== What to work on ==
Reading the listing below, count the lines that contain the word "frac" and give that count alone.

== Records shown ==
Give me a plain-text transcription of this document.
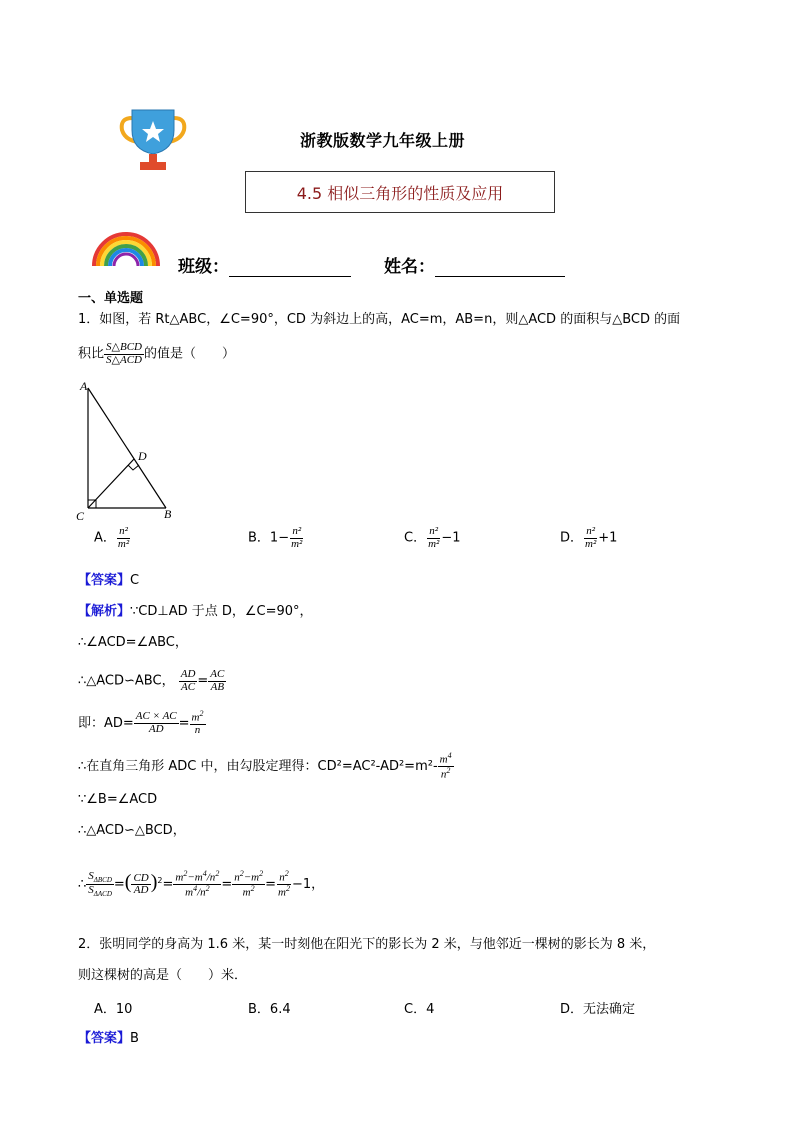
浙教版数学九年级上册
4.5 相似三角形的性质及应用
班级：	姓名：
一、单选题
1．如图，若 Rt△ABC，∠C=90°，CD 为斜边上的高，AC=m，AB=n，则△ACD 的面积与△BCD 的面
积比 $\frac{\text{S△BCD}}{\text{S△ACD}}$ 的值是（　　）
A
D
C	B
A． $\frac{\text{n²}}{\text{m²}}$	B．$1- \frac{\text{n²}}{\text{m²}}$	C． $\frac{\text{n²}}{\text{m²}} -1$	D． $\frac{\text{n²}}{\text{m²}} +1$
【答案】C
【解析】∵CD⊥AD 于点 D，∠C=90°，
∴∠ACD=∠ABC，
∴△ACD∽ABC， $\frac{AD}{AC} = \frac{AC}{AB}$
即：$AD= \frac{AC \times AC}{AD} = \frac{m^2}{n}$
∴在直角三角形 ADC 中，由勾股定理得：$CD^2=AC^2-AD^2=m^2- \frac{m^4}{n^2}$
∵∠B=∠ACD
∴△ACD∽△BCD，
∴ $\frac{S_{\Delta BCD}}{S_{\Delta ACD}}$ =( $\frac{CD}{AD} )^2= \frac{m^2-m^4/n^2}{m^4/n^2} = \frac{n^2-m^2}{m^2} = \frac{n^2}{m^2} -1$，
2．张明同学的身高为 1.6 米，某一时刻他在阳光下的影长为 2 米，与他邻近一棵树的影长为 8 米，
则这棵树的高是（　　）米．
A．10	B．6.4	C．4	D．无法确定
【答案】B
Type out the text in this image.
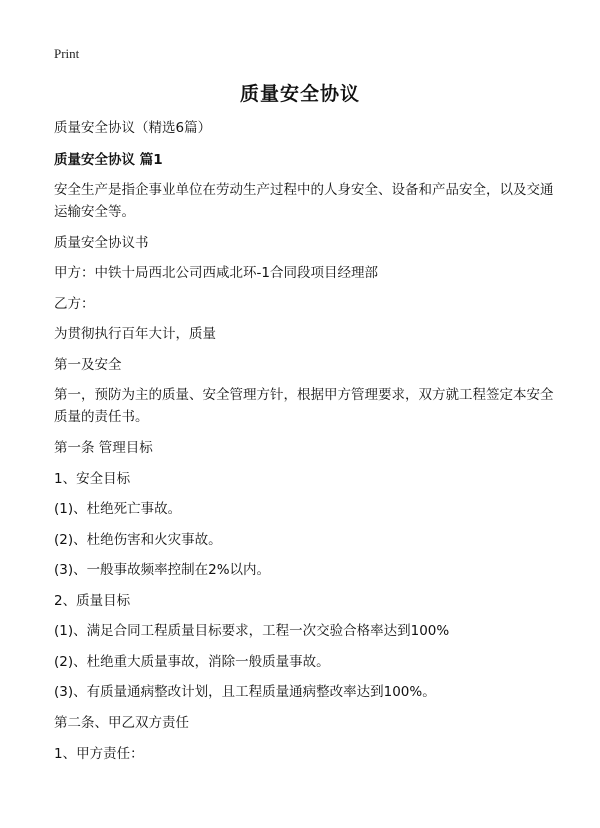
Print
质量安全协议
质量安全协议（精选6篇）
质量安全协议 篇1
安全生产是指企事业单位在劳动生产过程中的人身安全、设备和产品安全，以及交通运输安全等。
质量安全协议书
甲方：中铁十局西北公司西咸北环-1合同段项目经理部
乙方：
为贯彻执行百年大计，质量
第一及安全
第一，预防为主的质量、安全管理方针，根据甲方管理要求，双方就工程签定本安全质量的责任书。
第一条 管理目标
1、安全目标
(1)、杜绝死亡事故。
(2)、杜绝伤害和火灾事故。
(3)、一般事故频率控制在2%以内。
2、质量目标
(1)、满足合同工程质量目标要求，工程一次交验合格率达到100%
(2)、杜绝重大质量事故，消除一般质量事故。
(3)、有质量通病整改计划，且工程质量通病整改率达到100%。
第二条、甲乙双方责任
1、甲方责任：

== The output ==
6